(Entries with figure data)
::::

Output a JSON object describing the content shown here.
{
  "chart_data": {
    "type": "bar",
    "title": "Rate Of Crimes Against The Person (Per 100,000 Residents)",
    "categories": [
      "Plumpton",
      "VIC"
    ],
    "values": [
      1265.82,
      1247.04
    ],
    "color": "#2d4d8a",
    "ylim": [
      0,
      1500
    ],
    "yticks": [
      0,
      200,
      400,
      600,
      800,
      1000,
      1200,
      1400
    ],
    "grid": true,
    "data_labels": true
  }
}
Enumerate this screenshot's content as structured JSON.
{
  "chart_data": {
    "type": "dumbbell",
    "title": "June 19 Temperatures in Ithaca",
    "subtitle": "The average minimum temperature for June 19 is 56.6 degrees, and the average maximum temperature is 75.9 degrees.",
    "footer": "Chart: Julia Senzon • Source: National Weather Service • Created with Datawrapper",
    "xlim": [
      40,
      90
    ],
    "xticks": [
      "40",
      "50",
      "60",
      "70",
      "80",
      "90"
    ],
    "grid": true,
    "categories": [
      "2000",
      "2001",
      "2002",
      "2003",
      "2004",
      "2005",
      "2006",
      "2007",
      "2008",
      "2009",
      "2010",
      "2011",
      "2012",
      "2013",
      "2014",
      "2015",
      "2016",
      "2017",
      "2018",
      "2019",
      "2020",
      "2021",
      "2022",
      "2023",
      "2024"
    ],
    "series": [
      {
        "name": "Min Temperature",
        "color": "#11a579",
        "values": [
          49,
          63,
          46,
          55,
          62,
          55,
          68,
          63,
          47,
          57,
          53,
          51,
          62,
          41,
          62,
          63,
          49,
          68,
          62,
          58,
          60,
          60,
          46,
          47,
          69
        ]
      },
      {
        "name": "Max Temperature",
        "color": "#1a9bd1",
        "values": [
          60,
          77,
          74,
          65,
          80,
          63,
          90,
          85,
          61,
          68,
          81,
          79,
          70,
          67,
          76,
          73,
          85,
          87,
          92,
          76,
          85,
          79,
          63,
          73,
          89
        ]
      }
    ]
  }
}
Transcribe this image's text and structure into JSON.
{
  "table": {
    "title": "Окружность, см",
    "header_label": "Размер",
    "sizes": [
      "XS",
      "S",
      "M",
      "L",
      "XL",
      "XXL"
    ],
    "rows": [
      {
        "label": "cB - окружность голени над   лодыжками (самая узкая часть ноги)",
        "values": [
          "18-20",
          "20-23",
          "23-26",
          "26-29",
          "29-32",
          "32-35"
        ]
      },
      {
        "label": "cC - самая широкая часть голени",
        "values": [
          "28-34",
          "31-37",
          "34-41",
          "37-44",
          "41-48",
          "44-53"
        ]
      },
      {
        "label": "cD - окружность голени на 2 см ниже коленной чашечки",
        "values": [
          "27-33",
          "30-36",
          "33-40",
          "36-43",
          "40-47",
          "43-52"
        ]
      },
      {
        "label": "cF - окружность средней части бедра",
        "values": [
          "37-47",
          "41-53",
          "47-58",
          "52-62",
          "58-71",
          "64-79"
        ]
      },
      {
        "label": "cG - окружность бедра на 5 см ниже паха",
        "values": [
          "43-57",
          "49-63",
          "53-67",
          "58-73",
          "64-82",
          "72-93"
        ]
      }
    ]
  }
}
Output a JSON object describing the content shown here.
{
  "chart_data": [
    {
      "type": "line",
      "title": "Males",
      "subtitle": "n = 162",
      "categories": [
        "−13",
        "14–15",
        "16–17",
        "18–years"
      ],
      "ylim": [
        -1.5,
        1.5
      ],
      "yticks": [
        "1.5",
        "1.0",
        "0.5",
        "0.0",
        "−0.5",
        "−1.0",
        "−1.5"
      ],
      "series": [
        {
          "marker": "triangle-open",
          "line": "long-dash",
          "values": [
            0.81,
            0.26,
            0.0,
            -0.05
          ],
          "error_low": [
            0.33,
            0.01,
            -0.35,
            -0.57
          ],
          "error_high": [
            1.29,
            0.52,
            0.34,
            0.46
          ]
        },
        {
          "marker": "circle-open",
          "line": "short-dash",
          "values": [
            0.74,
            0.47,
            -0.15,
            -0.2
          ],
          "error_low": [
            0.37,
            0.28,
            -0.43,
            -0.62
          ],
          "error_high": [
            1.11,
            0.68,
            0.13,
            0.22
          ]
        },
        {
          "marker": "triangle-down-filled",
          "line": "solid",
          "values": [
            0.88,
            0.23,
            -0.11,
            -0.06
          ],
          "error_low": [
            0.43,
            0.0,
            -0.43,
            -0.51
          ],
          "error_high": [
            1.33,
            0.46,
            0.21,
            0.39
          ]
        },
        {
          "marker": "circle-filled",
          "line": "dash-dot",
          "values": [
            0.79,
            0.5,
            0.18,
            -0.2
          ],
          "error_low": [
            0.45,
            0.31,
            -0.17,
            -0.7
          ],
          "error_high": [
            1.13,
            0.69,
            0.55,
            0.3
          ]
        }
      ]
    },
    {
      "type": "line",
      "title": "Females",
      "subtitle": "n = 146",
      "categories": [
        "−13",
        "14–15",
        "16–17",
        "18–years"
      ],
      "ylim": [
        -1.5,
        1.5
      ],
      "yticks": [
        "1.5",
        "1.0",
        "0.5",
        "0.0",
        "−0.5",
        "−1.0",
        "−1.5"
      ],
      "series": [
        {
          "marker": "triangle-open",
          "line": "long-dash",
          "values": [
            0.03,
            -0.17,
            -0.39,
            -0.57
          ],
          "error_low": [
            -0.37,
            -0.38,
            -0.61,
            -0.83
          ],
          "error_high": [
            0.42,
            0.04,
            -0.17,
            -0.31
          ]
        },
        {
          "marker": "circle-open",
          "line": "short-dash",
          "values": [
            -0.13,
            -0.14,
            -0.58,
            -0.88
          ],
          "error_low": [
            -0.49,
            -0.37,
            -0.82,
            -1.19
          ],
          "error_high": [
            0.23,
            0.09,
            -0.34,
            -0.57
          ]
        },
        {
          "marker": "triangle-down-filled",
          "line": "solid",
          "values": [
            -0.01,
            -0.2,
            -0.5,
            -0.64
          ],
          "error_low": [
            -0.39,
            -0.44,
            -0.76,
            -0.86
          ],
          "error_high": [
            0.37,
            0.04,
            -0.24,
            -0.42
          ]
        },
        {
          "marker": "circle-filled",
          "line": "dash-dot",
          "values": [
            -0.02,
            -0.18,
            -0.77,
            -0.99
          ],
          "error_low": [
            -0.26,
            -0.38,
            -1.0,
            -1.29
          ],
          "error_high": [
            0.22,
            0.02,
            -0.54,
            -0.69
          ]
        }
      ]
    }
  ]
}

::::

**Task statement**
Print out every entry, keeping each one exact.

**The output**
Output a JSON object describing the content shown here.
{
  "chart_data": {
    "type": "bar",
    "title": "Rate Of Crimes Against The Person (Per 100,000 Residents)",
    "categories": [
      "Plumpton",
      "VIC"
    ],
    "values": [
      1265.82,
      1247.04
    ],
    "color": "#2d4d8a",
    "ylim": [
      0,
      1500
    ],
    "yticks": [
      0,
      200,
      400,
      600,
      800,
      1000,
      1200,
      1400
    ],
    "grid": true,
    "data_labels": true
  }
}
Enumerate this screenshot's content as structured JSON.
{
  "chart_data": {
    "type": "dumbbell",
    "title": "June 19 Temperatures in Ithaca",
    "subtitle": "The average minimum temperature for June 19 is 56.6 degrees, and the average maximum temperature is 75.9 degrees.",
    "footer": "Chart: Julia Senzon • Source: National Weather Service • Created with Datawrapper",
    "xlim": [
      40,
      90
    ],
    "xticks": [
      "40",
      "50",
      "60",
      "70",
      "80",
      "90"
    ],
    "grid": true,
    "categories": [
      "2000",
      "2001",
      "2002",
      "2003",
      "2004",
      "2005",
      "2006",
      "2007",
      "2008",
      "2009",
      "2010",
      "2011",
      "2012",
      "2013",
      "2014",
      "2015",
      "2016",
      "2017",
      "2018",
      "2019",
      "2020",
      "2021",
      "2022",
      "2023",
      "2024"
    ],
    "series": [
      {
        "name": "Min Temperature",
        "color": "#11a579",
        "values": [
          49,
          63,
          46,
          55,
          62,
          55,
          68,
          63,
          47,
          57,
          53,
          51,
          62,
          41,
          62,
          63,
          49,
          68,
          62,
          58,
          60,
          60,
          46,
          47,
          69
        ]
      },
      {
        "name": "Max Temperature",
        "color": "#1a9bd1",
        "values": [
          60,
          77,
          74,
          65,
          80,
          63,
          90,
          85,
          61,
          68,
          81,
          79,
          70,
          67,
          76,
          73,
          85,
          87,
          92,
          76,
          85,
          79,
          63,
          73,
          89
        ]
      }
    ]
  }
}
Transcribe this image's text and structure into JSON.
{
  "table": {
    "title": "Окружность, см",
    "header_label": "Размер",
    "sizes": [
      "XS",
      "S",
      "M",
      "L",
      "XL",
      "XXL"
    ],
    "rows": [
      {
        "label": "cB - окружность голени над   лодыжками (самая узкая часть ноги)",
        "values": [
          "18-20",
          "20-23",
          "23-26",
          "26-29",
          "29-32",
          "32-35"
        ]
      },
      {
        "label": "cC - самая широкая часть голени",
        "values": [
          "28-34",
          "31-37",
          "34-41",
          "37-44",
          "41-48",
          "44-53"
        ]
      },
      {
        "label": "cD - окружность голени на 2 см ниже коленной чашечки",
        "values": [
          "27-33",
          "30-36",
          "33-40",
          "36-43",
          "40-47",
          "43-52"
        ]
      },
      {
        "label": "cF - окружность средней части бедра",
        "values": [
          "37-47",
          "41-53",
          "47-58",
          "52-62",
          "58-71",
          "64-79"
        ]
      },
      {
        "label": "cG - окружность бедра на 5 см ниже паха",
        "values": [
          "43-57",
          "49-63",
          "53-67",
          "58-73",
          "64-82",
          "72-93"
        ]
      }
    ]
  }
}
Output a JSON object describing the content shown here.
{
  "chart_data": [
    {
      "type": "line",
      "title": "Males",
      "subtitle": "n = 162",
      "categories": [
        "−13",
        "14–15",
        "16–17",
        "18–years"
      ],
      "ylim": [
        -1.5,
        1.5
      ],
      "yticks": [
        "1.5",
        "1.0",
        "0.5",
        "0.0",
        "−0.5",
        "−1.0",
        "−1.5"
      ],
      "series": [
        {
          "marker": "triangle-open",
          "line": "long-dash",
          "values": [
            0.81,
            0.26,
            0.0,
            -0.05
          ],
          "error_low": [
            0.33,
            0.01,
            -0.35,
            -0.57
          ],
          "error_high": [
            1.29,
            0.52,
            0.34,
            0.46
          ]
        },
        {
          "marker": "circle-open",
          "line": "short-dash",
          "values": [
            0.74,
            0.47,
            -0.15,
            -0.2
          ],
          "error_low": [
            0.37,
            0.28,
            -0.43,
            -0.62
          ],
          "error_high": [
            1.11,
            0.68,
            0.13,
            0.22
          ]
        },
        {
          "marker": "triangle-down-filled",
          "line": "solid",
          "values": [
            0.88,
            0.23,
            -0.11,
            -0.06
          ],
          "error_low": [
            0.43,
            0.0,
            -0.43,
            -0.51
          ],
          "error_high": [
            1.33,
            0.46,
            0.21,
            0.39
          ]
        },
        {
          "marker": "circle-filled",
          "line": "dash-dot",
          "values": [
            0.79,
            0.5,
            0.18,
            -0.2
          ],
          "error_low": [
            0.45,
            0.31,
            -0.17,
            -0.7
          ],
          "error_high": [
            1.13,
            0.69,
            0.55,
            0.3
          ]
        }
      ]
    },
    {
      "type": "line",
      "title": "Females",
      "subtitle": "n = 146",
      "categories": [
        "−13",
        "14–15",
        "16–17",
        "18–years"
      ],
      "ylim": [
        -1.5,
        1.5
      ],
      "yticks": [
        "1.5",
        "1.0",
        "0.5",
        "0.0",
        "−0.5",
        "−1.0",
        "−1.5"
      ],
      "series": [
        {
          "marker": "triangle-open",
          "line": "long-dash",
          "values": [
            0.03,
            -0.17,
            -0.39,
            -0.57
          ],
          "error_low": [
            -0.37,
            -0.38,
            -0.61,
            -0.83
          ],
          "error_high": [
            0.42,
            0.04,
            -0.17,
            -0.31
          ]
        },
        {
          "marker": "circle-open",
          "line": "short-dash",
          "values": [
            -0.13,
            -0.14,
            -0.58,
            -0.88
          ],
          "error_low": [
            -0.49,
            -0.37,
            -0.82,
            -1.19
          ],
          "error_high": [
            0.23,
            0.09,
            -0.34,
            -0.57
          ]
        },
        {
          "marker": "triangle-down-filled",
          "line": "solid",
          "values": [
            -0.01,
            -0.2,
            -0.5,
            -0.64
          ],
          "error_low": [
            -0.39,
            -0.44,
            -0.76,
            -0.86
          ],
          "error_high": [
            0.37,
            0.04,
            -0.24,
            -0.42
          ]
        },
        {
          "marker": "circle-filled",
          "line": "dash-dot",
          "values": [
            -0.02,
            -0.18,
            -0.77,
            -0.99
          ],
          "error_low": [
            -0.26,
            -0.38,
            -1.0,
            -1.29
          ],
          "error_high": [
            0.22,
            0.02,
            -0.54,
            -0.69
          ]
        }
      ]
    }
  ]
}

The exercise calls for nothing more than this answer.